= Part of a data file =
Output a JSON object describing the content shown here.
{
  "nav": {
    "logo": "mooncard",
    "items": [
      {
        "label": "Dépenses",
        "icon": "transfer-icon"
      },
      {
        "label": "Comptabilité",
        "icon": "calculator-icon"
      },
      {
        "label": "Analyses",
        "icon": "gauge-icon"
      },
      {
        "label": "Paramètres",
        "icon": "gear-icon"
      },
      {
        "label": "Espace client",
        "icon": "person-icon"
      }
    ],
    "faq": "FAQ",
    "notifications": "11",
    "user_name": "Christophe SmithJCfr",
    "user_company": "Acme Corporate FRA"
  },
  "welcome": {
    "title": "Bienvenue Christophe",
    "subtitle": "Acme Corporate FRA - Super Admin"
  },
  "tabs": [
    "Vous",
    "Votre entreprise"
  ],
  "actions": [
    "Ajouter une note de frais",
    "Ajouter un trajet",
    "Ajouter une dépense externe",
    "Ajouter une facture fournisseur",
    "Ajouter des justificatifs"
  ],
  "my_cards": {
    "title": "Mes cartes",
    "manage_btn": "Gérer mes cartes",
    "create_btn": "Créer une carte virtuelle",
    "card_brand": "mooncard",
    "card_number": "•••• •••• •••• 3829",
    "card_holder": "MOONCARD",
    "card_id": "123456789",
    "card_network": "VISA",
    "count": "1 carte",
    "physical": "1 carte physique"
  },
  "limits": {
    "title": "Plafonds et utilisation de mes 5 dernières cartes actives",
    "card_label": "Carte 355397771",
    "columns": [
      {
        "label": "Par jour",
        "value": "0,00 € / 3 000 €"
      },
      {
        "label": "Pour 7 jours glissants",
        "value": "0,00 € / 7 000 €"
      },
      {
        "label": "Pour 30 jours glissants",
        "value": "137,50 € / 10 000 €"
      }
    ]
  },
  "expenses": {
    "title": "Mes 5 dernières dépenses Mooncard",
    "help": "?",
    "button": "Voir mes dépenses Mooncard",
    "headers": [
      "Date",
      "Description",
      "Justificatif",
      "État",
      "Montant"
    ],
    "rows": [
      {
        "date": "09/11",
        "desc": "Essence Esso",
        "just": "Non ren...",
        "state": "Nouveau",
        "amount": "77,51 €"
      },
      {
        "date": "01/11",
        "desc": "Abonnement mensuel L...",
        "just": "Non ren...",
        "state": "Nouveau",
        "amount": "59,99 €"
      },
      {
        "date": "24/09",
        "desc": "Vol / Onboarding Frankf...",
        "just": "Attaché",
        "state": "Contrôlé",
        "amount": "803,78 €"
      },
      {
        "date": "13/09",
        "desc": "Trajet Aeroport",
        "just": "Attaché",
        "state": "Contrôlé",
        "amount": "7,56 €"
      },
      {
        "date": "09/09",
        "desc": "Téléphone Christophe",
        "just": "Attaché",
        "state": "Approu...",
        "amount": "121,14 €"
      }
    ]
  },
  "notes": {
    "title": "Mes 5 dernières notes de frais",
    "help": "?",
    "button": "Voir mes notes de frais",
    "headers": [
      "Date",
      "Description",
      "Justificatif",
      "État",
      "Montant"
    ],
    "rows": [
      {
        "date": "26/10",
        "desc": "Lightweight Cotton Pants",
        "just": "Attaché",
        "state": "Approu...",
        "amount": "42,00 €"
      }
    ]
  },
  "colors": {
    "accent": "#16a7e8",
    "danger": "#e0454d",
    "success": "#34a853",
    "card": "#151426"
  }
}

= What is required =
Pick out every line above that contains the word "Voir" and copy it.

= Answer for this exercise =
    "button": "Voir mes dépenses Mooncard",
    "button": "Voir mes notes de frais",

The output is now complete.